PROBLEM TO WORK ON:
Give every line below again, exactly.

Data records
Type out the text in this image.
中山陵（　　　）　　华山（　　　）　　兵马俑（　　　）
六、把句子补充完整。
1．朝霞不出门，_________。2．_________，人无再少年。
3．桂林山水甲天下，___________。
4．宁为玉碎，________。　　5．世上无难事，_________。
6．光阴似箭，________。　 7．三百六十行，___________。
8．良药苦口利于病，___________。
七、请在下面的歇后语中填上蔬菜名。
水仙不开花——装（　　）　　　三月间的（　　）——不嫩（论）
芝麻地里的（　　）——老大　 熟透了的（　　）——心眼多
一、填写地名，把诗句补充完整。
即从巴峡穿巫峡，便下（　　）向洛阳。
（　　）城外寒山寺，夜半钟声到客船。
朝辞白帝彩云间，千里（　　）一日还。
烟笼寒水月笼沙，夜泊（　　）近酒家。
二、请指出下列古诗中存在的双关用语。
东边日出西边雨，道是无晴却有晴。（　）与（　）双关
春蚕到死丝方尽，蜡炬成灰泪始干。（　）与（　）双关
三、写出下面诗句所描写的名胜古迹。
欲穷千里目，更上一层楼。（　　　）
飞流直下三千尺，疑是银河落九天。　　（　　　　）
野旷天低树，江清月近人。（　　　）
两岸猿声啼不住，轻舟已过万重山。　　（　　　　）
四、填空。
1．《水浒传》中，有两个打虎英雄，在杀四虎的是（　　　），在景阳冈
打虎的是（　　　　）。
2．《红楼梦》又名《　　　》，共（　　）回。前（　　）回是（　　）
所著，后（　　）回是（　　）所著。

EXERCISE RESULT:
Type out the text in this image.
中山陵（　　　）　　华山（　　　）　　兵马俑（　　　）
六、把句子补充完整。
1．朝霞不出门，_________。2．_________，人无再少年。
3．桂林山水甲天下，___________。
4．宁为玉碎，________。　　5．世上无难事，_________。
6．光阴似箭，________。　 7．三百六十行，___________。
8．良药苦口利于病，___________。
七、请在下面的歇后语中填上蔬菜名。
水仙不开花——装（　　）　　　三月间的（　　）——不嫩（论）
芝麻地里的（　　）——老大　 熟透了的（　　）——心眼多
一、填写地名，把诗句补充完整。
即从巴峡穿巫峡，便下（　　）向洛阳。
（　　）城外寒山寺，夜半钟声到客船。
朝辞白帝彩云间，千里（　　）一日还。
烟笼寒水月笼沙，夜泊（　　）近酒家。
二、请指出下列古诗中存在的双关用语。
东边日出西边雨，道是无晴却有晴。（　）与（　）双关
春蚕到死丝方尽，蜡炬成灰泪始干。（　）与（　）双关
三、写出下面诗句所描写的名胜古迹。
欲穷千里目，更上一层楼。（　　　）
飞流直下三千尺，疑是银河落九天。　　（　　　　）
野旷天低树，江清月近人。（　　　）
两岸猿声啼不住，轻舟已过万重山。　　（　　　　）
四、填空。
1．《水浒传》中，有两个打虎英雄，在杀四虎的是（　　　），在景阳冈
打虎的是（　　　　）。
2．《红楼梦》又名《　　　》，共（　　）回。前（　　）回是（　　）
所著，后（　　）回是（　　）所著。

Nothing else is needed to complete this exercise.